Task to carry out
Type out all the records word for word. Any pictures are to be left out.

Supplied records
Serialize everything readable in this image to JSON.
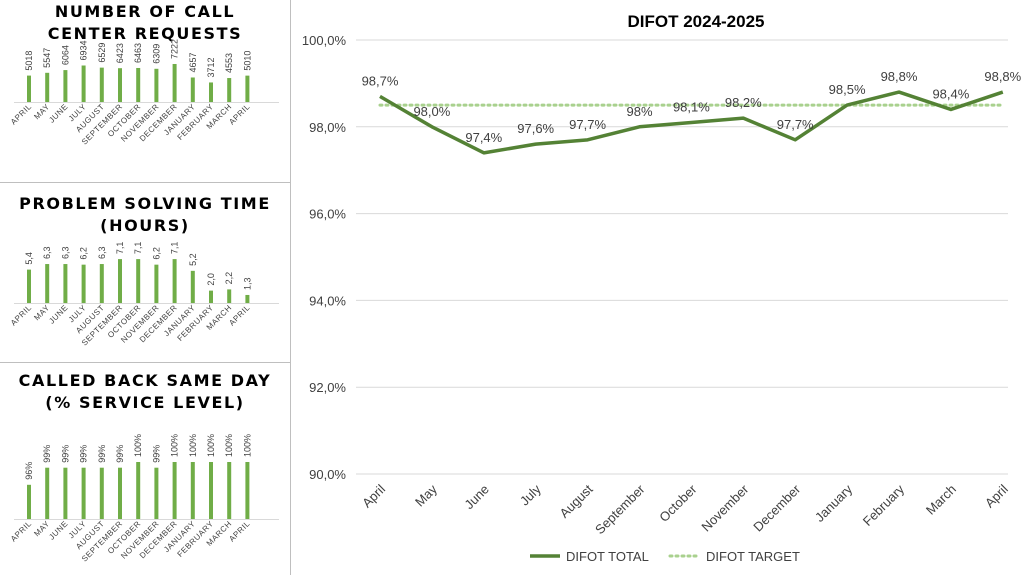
{
  "colors": {
    "bar": "#70ad47",
    "line": "#548235",
    "target": "#a9d18e",
    "grid": "#d9d9d9"
  },
  "panels": [
    {
      "title_line1": "NUMBER OF CALL",
      "title_line2": "CENTER REQUESTS"
    },
    {
      "title_line1": "PROBLEM SOLVING TIME",
      "title_line2": "(HOURS)"
    },
    {
      "title_line1": "CALLED BACK SAME DAY",
      "title_line2": "(% SERVICE LEVEL)"
    }
  ],
  "chart_data": [
    {
      "type": "bar",
      "title": "NUMBER OF CALL CENTER REQUESTS",
      "categories": [
        "APRIL",
        "MAY",
        "JUNE",
        "JULY",
        "AUGUST",
        "SEPTEMBER",
        "OCTOBER",
        "NOVEMBER",
        "DECEMBER",
        "JANUARY",
        "FEBRUARY",
        "MARCH",
        "APRIL"
      ],
      "values": [
        5018,
        5547,
        6064,
        6934,
        6529,
        6423,
        6463,
        6309,
        7222,
        4657,
        3712,
        4553,
        5010
      ],
      "labels": [
        "5018",
        "5547",
        "6064",
        "6934",
        "6529",
        "6423",
        "6463",
        "6309",
        "7222",
        "4657",
        "3712",
        "4553",
        "5010"
      ],
      "ylim": [
        0,
        7600
      ]
    },
    {
      "type": "bar",
      "title": "PROBLEM SOLVING TIME (HOURS)",
      "categories": [
        "APRIL",
        "MAY",
        "JUNE",
        "JULY",
        "AUGUST",
        "SEPTEMBER",
        "OCTOBER",
        "NOVEMBER",
        "DECEMBER",
        "JANUARY",
        "FEBRUARY",
        "MARCH",
        "APRIL"
      ],
      "values": [
        5.4,
        6.3,
        6.3,
        6.2,
        6.3,
        7.1,
        7.1,
        6.2,
        7.1,
        5.2,
        2.0,
        2.2,
        1.3
      ],
      "labels": [
        "5,4",
        "6,3",
        "6,3",
        "6,2",
        "6,3",
        "7,1",
        "7,1",
        "6,2",
        "7,1",
        "5,2",
        "2,0",
        "2,2",
        "1,3"
      ],
      "ylim": [
        0,
        7.6
      ]
    },
    {
      "type": "bar",
      "title": "CALLED BACK SAME DAY (% SERVICE LEVEL)",
      "categories": [
        "APRIL",
        "MAY",
        "JUNE",
        "JULY",
        "AUGUST",
        "SEPTEMBER",
        "OCTOBER",
        "NOVEMBER",
        "DECEMBER",
        "JANUARY",
        "FEBRUARY",
        "MARCH",
        "APRIL"
      ],
      "values": [
        96,
        99,
        99,
        99,
        99,
        99,
        100,
        99,
        100,
        100,
        100,
        100,
        100
      ],
      "labels": [
        "96%",
        "99%",
        "99%",
        "99%",
        "99%",
        "99%",
        "100%",
        "99%",
        "100%",
        "100%",
        "100%",
        "100%",
        "100%"
      ],
      "ylim": [
        90,
        100
      ]
    },
    {
      "type": "line",
      "title": "DIFOT 2024-2025",
      "categories": [
        "April",
        "May",
        "June",
        "July",
        "August",
        "September",
        "October",
        "November",
        "December",
        "January",
        "February",
        "March",
        "April"
      ],
      "series": [
        {
          "name": "DIFOT TOTAL",
          "values": [
            98.7,
            98.0,
            97.4,
            97.6,
            97.7,
            98.0,
            98.1,
            98.2,
            97.7,
            98.5,
            98.8,
            98.4,
            98.8
          ],
          "labels": [
            "98,7%",
            "98,0%",
            "97,4%",
            "97,6%",
            "97,7%",
            "98%",
            "98,1%",
            "98,2%",
            "97,7%",
            "98,5%",
            "98,8%",
            "98,4%",
            "98,8%"
          ]
        },
        {
          "name": "DIFOT TARGET",
          "values": [
            98.5,
            98.5,
            98.5,
            98.5,
            98.5,
            98.5,
            98.5,
            98.5,
            98.5,
            98.5,
            98.5,
            98.5,
            98.5
          ]
        }
      ],
      "yticks": [
        "100,0%",
        "98,0%",
        "96,0%",
        "94,0%",
        "92,0%",
        "90,0%"
      ],
      "ytick_values": [
        100,
        98,
        96,
        94,
        92,
        90
      ],
      "ylim": [
        90,
        100
      ],
      "grid": true,
      "legend": "bottom"
    }
  ]
}
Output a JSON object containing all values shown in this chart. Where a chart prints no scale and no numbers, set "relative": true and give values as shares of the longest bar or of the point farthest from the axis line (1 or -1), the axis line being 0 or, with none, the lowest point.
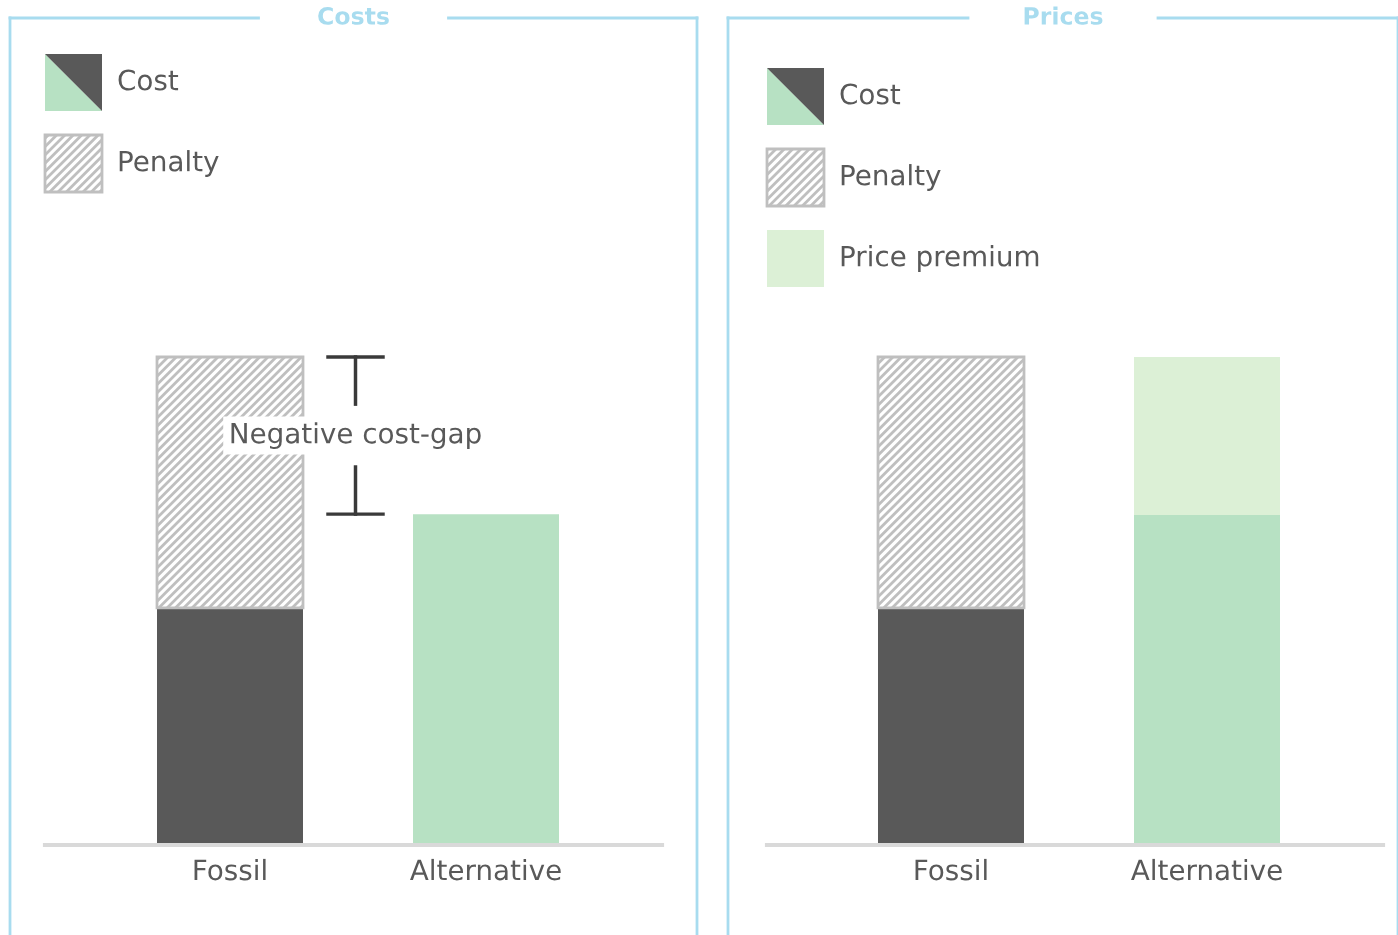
{
  "chart_data": [
    {
      "type": "bar",
      "title": "Costs",
      "relative": true,
      "stacked": true,
      "categories": [
        "Fossil",
        "Alternative"
      ],
      "legend": "top left",
      "series": [
        {
          "name": "Cost",
          "colors": [
            "#595959",
            "#b7e1c3"
          ],
          "values": [
            0.486,
            0.678
          ]
        },
        {
          "name": "Penalty",
          "color": "#bfbfbf",
          "values": [
            0.514,
            null
          ]
        }
      ],
      "annotations": [
        "Negative cost-gap"
      ]
    },
    {
      "type": "bar",
      "title": "Prices",
      "relative": true,
      "stacked": true,
      "categories": [
        "Fossil",
        "Alternative"
      ],
      "legend": "top left",
      "series": [
        {
          "name": "Cost",
          "colors": [
            "#595959",
            "#b7e1c3"
          ],
          "values": [
            0.486,
            0.676
          ]
        },
        {
          "name": "Penalty",
          "color": "#bfbfbf",
          "values": [
            0.514,
            null
          ]
        },
        {
          "name": "Price premium",
          "color": "#dcf0d6",
          "values": [
            null,
            0.324
          ]
        }
      ]
    }
  ]
}
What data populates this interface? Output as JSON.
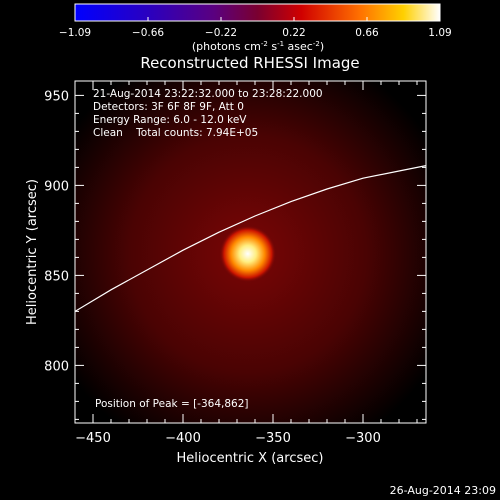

Solution to this task
Serialize everything readable in this image to JSON.
{
  "colors": {
    "bar": "#70ad47",
    "line": "#548235",
    "target": "#a9d18e",
    "grid": "#d9d9d9"
  },
  "panels": [
    {
      "title_line1": "NUMBER OF CALL",
      "title_line2": "CENTER REQUESTS"
    },
    {
      "title_line1": "PROBLEM SOLVING TIME",
      "title_line2": "(HOURS)"
    },
    {
      "title_line1": "CALLED BACK SAME DAY",
      "title_line2": "(% SERVICE LEVEL)"
    }
  ],
  "chart_data": [
    {
      "type": "bar",
      "title": "NUMBER OF CALL CENTER REQUESTS",
      "categories": [
        "APRIL",
        "MAY",
        "JUNE",
        "JULY",
        "AUGUST",
        "SEPTEMBER",
        "OCTOBER",
        "NOVEMBER",
        "DECEMBER",
        "JANUARY",
        "FEBRUARY",
        "MARCH",
        "APRIL"
      ],
      "values": [
        5018,
        5547,
        6064,
        6934,
        6529,
        6423,
        6463,
        6309,
        7222,
        4657,
        3712,
        4553,
        5010
      ],
      "labels": [
        "5018",
        "5547",
        "6064",
        "6934",
        "6529",
        "6423",
        "6463",
        "6309",
        "7222",
        "4657",
        "3712",
        "4553",
        "5010"
      ],
      "ylim": [
        0,
        7600
      ]
    },
    {
      "type": "bar",
      "title": "PROBLEM SOLVING TIME (HOURS)",
      "categories": [
        "APRIL",
        "MAY",
        "JUNE",
        "JULY",
        "AUGUST",
        "SEPTEMBER",
        "OCTOBER",
        "NOVEMBER",
        "DECEMBER",
        "JANUARY",
        "FEBRUARY",
        "MARCH",
        "APRIL"
      ],
      "values": [
        5.4,
        6.3,
        6.3,
        6.2,
        6.3,
        7.1,
        7.1,
        6.2,
        7.1,
        5.2,
        2.0,
        2.2,
        1.3
      ],
      "labels": [
        "5,4",
        "6,3",
        "6,3",
        "6,2",
        "6,3",
        "7,1",
        "7,1",
        "6,2",
        "7,1",
        "5,2",
        "2,0",
        "2,2",
        "1,3"
      ],
      "ylim": [
        0,
        7.6
      ]
    },
    {
      "type": "bar",
      "title": "CALLED BACK SAME DAY (% SERVICE LEVEL)",
      "categories": [
        "APRIL",
        "MAY",
        "JUNE",
        "JULY",
        "AUGUST",
        "SEPTEMBER",
        "OCTOBER",
        "NOVEMBER",
        "DECEMBER",
        "JANUARY",
        "FEBRUARY",
        "MARCH",
        "APRIL"
      ],
      "values": [
        96,
        99,
        99,
        99,
        99,
        99,
        100,
        99,
        100,
        100,
        100,
        100,
        100
      ],
      "labels": [
        "96%",
        "99%",
        "99%",
        "99%",
        "99%",
        "99%",
        "100%",
        "99%",
        "100%",
        "100%",
        "100%",
        "100%",
        "100%"
      ],
      "ylim": [
        90,
        100
      ]
    },
    {
      "type": "line",
      "title": "DIFOT 2024-2025",
      "categories": [
        "April",
        "May",
        "June",
        "July",
        "August",
        "September",
        "October",
        "November",
        "December",
        "January",
        "February",
        "March",
        "April"
      ],
      "series": [
        {
          "name": "DIFOT TOTAL",
          "values": [
            98.7,
            98.0,
            97.4,
            97.6,
            97.7,
            98.0,
            98.1,
            98.2,
            97.7,
            98.5,
            98.8,
            98.4,
            98.8
          ],
          "labels": [
            "98,7%",
            "98,0%",
            "97,4%",
            "97,6%",
            "97,7%",
            "98%",
            "98,1%",
            "98,2%",
            "97,7%",
            "98,5%",
            "98,8%",
            "98,4%",
            "98,8%"
          ]
        },
        {
          "name": "DIFOT TARGET",
          "values": [
            98.5,
            98.5,
            98.5,
            98.5,
            98.5,
            98.5,
            98.5,
            98.5,
            98.5,
            98.5,
            98.5,
            98.5,
            98.5
          ]
        }
      ],
      "yticks": [
        "100,0%",
        "98,0%",
        "96,0%",
        "94,0%",
        "92,0%",
        "90,0%"
      ],
      "ytick_values": [
        100,
        98,
        96,
        94,
        92,
        90
      ],
      "ylim": [
        90,
        100
      ],
      "grid": true,
      "legend": "bottom"
    }
  ]
}
Output a JSON object containing all values shown in this chart. Where a chart prints no scale and no numbers, set "relative": true and give values as shares of the longest bar or of the point farthest from the axis line (1 or -1), the axis line being 0 or, with none, the lowest point.
{
  "chart_data": [
    {
      "type": "bar",
      "title": "Costs",
      "relative": true,
      "stacked": true,
      "categories": [
        "Fossil",
        "Alternative"
      ],
      "legend": "top left",
      "series": [
        {
          "name": "Cost",
          "colors": [
            "#595959",
            "#b7e1c3"
          ],
          "values": [
            0.486,
            0.678
          ]
        },
        {
          "name": "Penalty",
          "color": "#bfbfbf",
          "values": [
            0.514,
            null
          ]
        }
      ],
      "annotations": [
        "Negative cost-gap"
      ]
    },
    {
      "type": "bar",
      "title": "Prices",
      "relative": true,
      "stacked": true,
      "categories": [
        "Fossil",
        "Alternative"
      ],
      "legend": "top left",
      "series": [
        {
          "name": "Cost",
          "colors": [
            "#595959",
            "#b7e1c3"
          ],
          "values": [
            0.486,
            0.676
          ]
        },
        {
          "name": "Penalty",
          "color": "#bfbfbf",
          "values": [
            0.514,
            null
          ]
        },
        {
          "name": "Price premium",
          "color": "#dcf0d6",
          "values": [
            null,
            0.324
          ]
        }
      ]
    }
  ]
}
What data populates this interface? Output as JSON.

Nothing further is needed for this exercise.